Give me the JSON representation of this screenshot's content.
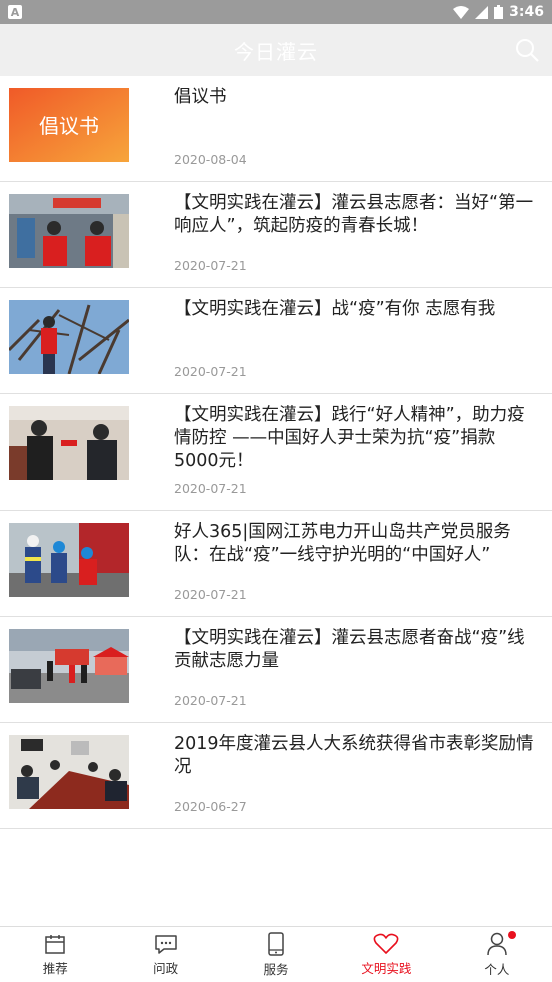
{
  "status_bar": {
    "time": "3:46",
    "notification_icon": "A"
  },
  "header": {
    "title": "今日灌云"
  },
  "articles": [
    {
      "title": "倡议书",
      "date": "2020-08-04",
      "thumb_text": "倡议书"
    },
    {
      "title": "【文明实践在灌云】灌云县志愿者：当好“第一响应人”，筑起防疫的青春长城！",
      "date": "2020-07-21"
    },
    {
      "title": "【文明实践在灌云】战“疫”有你 志愿有我",
      "date": "2020-07-21"
    },
    {
      "title": "【文明实践在灌云】践行“好人精神”，助力疫情防控 ——中国好人尹士荣为抗“疫”捐款5000元！",
      "date": "2020-07-21"
    },
    {
      "title": "好人365|国网江苏电力开山岛共产党员服务队：在战“疫”一线守护光明的“中国好人”",
      "date": "2020-07-21"
    },
    {
      "title": "【文明实践在灌云】灌云县志愿者奋战“疫”线贡献志愿力量",
      "date": "2020-07-21"
    },
    {
      "title": "2019年度灌云县人大系统获得省市表彰奖励情况",
      "date": "2020-06-27"
    }
  ],
  "bottom_nav": [
    {
      "label": "推荐",
      "icon": "calendar-icon"
    },
    {
      "label": "问政",
      "icon": "chat-icon"
    },
    {
      "label": "服务",
      "icon": "phone-icon"
    },
    {
      "label": "文明实践",
      "icon": "heart-icon",
      "active": true
    },
    {
      "label": "个人",
      "icon": "person-icon",
      "badge": true
    }
  ],
  "colors": {
    "accent": "#e8101e",
    "header_bg": "#efefef",
    "status_bg": "#9b9b9b"
  }
}
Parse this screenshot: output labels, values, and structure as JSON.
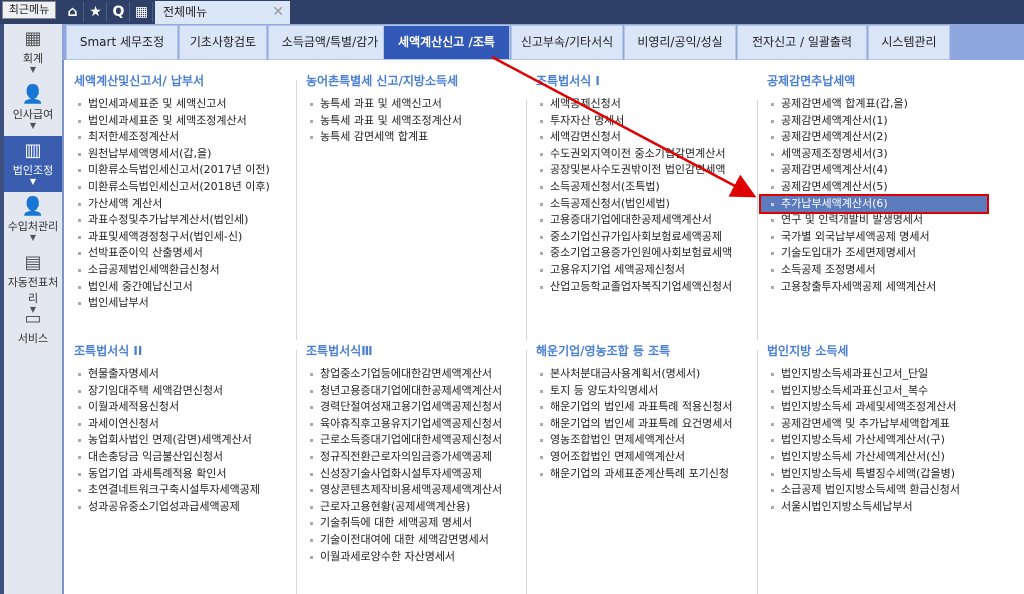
{
  "topbar": {
    "recent_label": "최근메뉴",
    "tab_label": "전체메뉴",
    "icons": [
      "home-icon",
      "star-icon",
      "search-icon",
      "calendar-icon"
    ],
    "q_label": "Q"
  },
  "sidebar": [
    {
      "label": "회계",
      "icon": "calculator-icon"
    },
    {
      "label": "인사급여",
      "icon": "person-icon"
    },
    {
      "label": "법인조정",
      "icon": "building-icon"
    },
    {
      "label": "수입처관리",
      "icon": "person-building-icon"
    },
    {
      "label": "자동전표처리",
      "icon": "database-icon"
    },
    {
      "label": "서비스",
      "icon": "monitor-icon"
    }
  ],
  "tabs": [
    "Smart 세무조정",
    "기초사항검토",
    "소득금액/특별/감가",
    "세액계산신고 /조특",
    "신고부속/기타서식",
    "비영리/공익/성실",
    "전자신고 / 일괄출력",
    "시스템관리"
  ],
  "active_tab": 3,
  "sections": [
    {
      "title": "세액계산및신고서/ 납부서",
      "items": [
        "법인세과세표준 및 세액신고서",
        "법인세과세표준 및 세액조정계산서",
        "최저한세조정계산서",
        "원천납부세액명세서(갑,을)",
        "미환류소득법인세신고서(2017년 이전)",
        "미환류소득법인세신고서(2018년 이후)",
        "가산세액 계산서",
        "과표수정및추가납부계산서(법인세)",
        "과표및세액경정청구서(법인세-신)",
        "선박표준이익 산출명세서",
        "소급공제법인세액환급신청서",
        "법인세 중간예납신고서",
        "법인세납부서"
      ]
    },
    {
      "title": "농어촌특별세 신고/지방소득세",
      "items": [
        "농특세 과표 및 세액신고서",
        "농특세 과표 및 세액조정계산서",
        "농특세 감면세액 합계표"
      ]
    },
    {
      "title": "조특법서식 I",
      "items": [
        "세액공제신청서",
        "투자자산 명세서",
        "세액감면신청서",
        "수도권외지역이전 중소기업감면계산서",
        "공장및본사수도권밖이전 법인감면세액",
        "소득공제신청서(조특법)",
        "소득공제신청서(법인세법)",
        "고용증대기업에대한공제세액계산서",
        "중소기업신규가입사회보험료세액공제",
        "중소기업고용증가인원에사회보험료세액",
        "고용유지기업 세액공제신청서",
        "산업고등학교졸업자복직기업세액신청서"
      ]
    },
    {
      "title": "공제감면추납세액",
      "items": [
        "공제감면세액 합계표(갑,을)",
        "공제감면세액계산서(1)",
        "공제감면세액계산서(2)",
        "세액공제조정명세서(3)",
        "공제감면세액계산서(4)",
        "공제감면세액계산서(5)",
        "추가납부세액계산서(6)",
        "연구 및 인력개발비 발생명세서",
        "국가별 외국납부세액공제 명세서",
        "기술도입대가 조세면제명세서",
        "소득공제 조정명세서",
        "고용창출투자세액공제 세액계산서"
      ],
      "selected": 6
    },
    {
      "title": "조특법서식 II",
      "items": [
        "현물출자명세서",
        "장기임대주택 세액감면신청서",
        "이월과세적용신청서",
        "과세이연신청서",
        "농업회사법인 면제(감면)세액계산서",
        "대손충당금 익금불산입신청서",
        "동업기업 과세특례적용 확인서",
        "초연결네트워크구축시설투자세액공제",
        "성과공유중소기업성과급세액공제"
      ]
    },
    {
      "title": "조특법서식Ⅲ",
      "items": [
        "창업중소기업등에대한감면세액계산서",
        "청년고용증대기업에대한공제세액계산서",
        "경력단절여성재고용기업세액공제신청서",
        "육아휴직후고용유지기업세액공제신청서",
        "근로소득증대기업에대한세액공제신청서",
        "정규직전환근로자의임금증가세액공제",
        "신성장기술사업화시설투자세액공제",
        "영상콘텐츠제작비용세액공제세액계산서",
        "근로자고용현황(공제세액계산용)",
        "기술취득에 대한 세액공제 명세서",
        "기술이전대여에 대한 세액감면명세서",
        "이월과세로양수한 자산명세서"
      ]
    },
    {
      "title": "해운기업/영농조합 등 조특",
      "items": [
        "본사처분대금사용계획서(명세서)",
        "토지 등 양도차익명세서",
        "해운기업의 법인세 과표특례 적용신청서",
        "해운기업의 법인세 과표특례 요건명세서",
        "영농조합법인 면제세액계산서",
        "영어조합법인 면제세액계산서",
        "해운기업의 과세표준계산특례 포기신청"
      ]
    },
    {
      "title": "법인지방 소득세",
      "items": [
        "법인지방소득세과표신고서_단일",
        "법인지방소득세과표신고서_복수",
        "법인지방소득세 과세및세액조정계산서",
        "공제감면세액 및 추가납부세액합계표",
        "법인지방소득세 가산세액계산서(구)",
        "법인지방소득세 가산세액계산서(신)",
        "법인지방소득세 특별징수세액(갑을병)",
        "소급공제 법인지방소득세액 환급신청서",
        "서울시법인지방소득세납부서"
      ]
    }
  ],
  "colors": {
    "active_tab": "#3258b8",
    "heading": "#4a7fd6",
    "selected_bg": "#5b7bbd",
    "highlight_border": "#e00000"
  }
}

.....

## Task brief:
Go over the entries above and say how many lines hold the string "person", with no other text.

## Response to the exercise:
3